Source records

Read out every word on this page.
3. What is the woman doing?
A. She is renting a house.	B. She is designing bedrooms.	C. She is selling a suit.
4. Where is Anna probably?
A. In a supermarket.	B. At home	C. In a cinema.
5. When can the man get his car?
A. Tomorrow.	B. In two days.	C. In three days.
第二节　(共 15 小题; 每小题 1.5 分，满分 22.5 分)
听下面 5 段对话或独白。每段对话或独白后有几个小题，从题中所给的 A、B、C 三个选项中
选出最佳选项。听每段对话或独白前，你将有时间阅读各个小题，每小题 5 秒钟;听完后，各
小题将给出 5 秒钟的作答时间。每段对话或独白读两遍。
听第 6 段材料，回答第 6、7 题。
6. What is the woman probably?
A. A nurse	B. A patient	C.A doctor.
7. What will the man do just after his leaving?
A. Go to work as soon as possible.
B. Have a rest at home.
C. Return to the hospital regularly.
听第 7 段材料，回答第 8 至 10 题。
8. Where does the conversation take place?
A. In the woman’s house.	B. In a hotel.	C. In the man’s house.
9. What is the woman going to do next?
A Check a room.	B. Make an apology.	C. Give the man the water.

= WHAT YOU WILL DO =
Write the listing out again, exactly as shown above.

= SOLUTION TO THIS TASK =
Read out every word on this page.
3. What is the woman doing?
A. She is renting a house.	B. She is designing bedrooms.	C. She is selling a suit.
4. Where is Anna probably?
A. In a supermarket.	B. At home	C. In a cinema.
5. When can the man get his car?
A. Tomorrow.	B. In two days.	C. In three days.
第二节　(共 15 小题; 每小题 1.5 分，满分 22.5 分)
听下面 5 段对话或独白。每段对话或独白后有几个小题，从题中所给的 A、B、C 三个选项中
选出最佳选项。听每段对话或独白前，你将有时间阅读各个小题，每小题 5 秒钟;听完后，各
小题将给出 5 秒钟的作答时间。每段对话或独白读两遍。
听第 6 段材料，回答第 6、7 题。
6. What is the woman probably?
A. A nurse	B. A patient	C.A doctor.
7. What will the man do just after his leaving?
A. Go to work as soon as possible.
B. Have a rest at home.
C. Return to the hospital regularly.
听第 7 段材料，回答第 8 至 10 题。
8. Where does the conversation take place?
A. In the woman’s house.	B. In a hotel.	C. In the man’s house.
9. What is the woman going to do next?
A Check a room.	B. Make an apology.	C. Give the man the water.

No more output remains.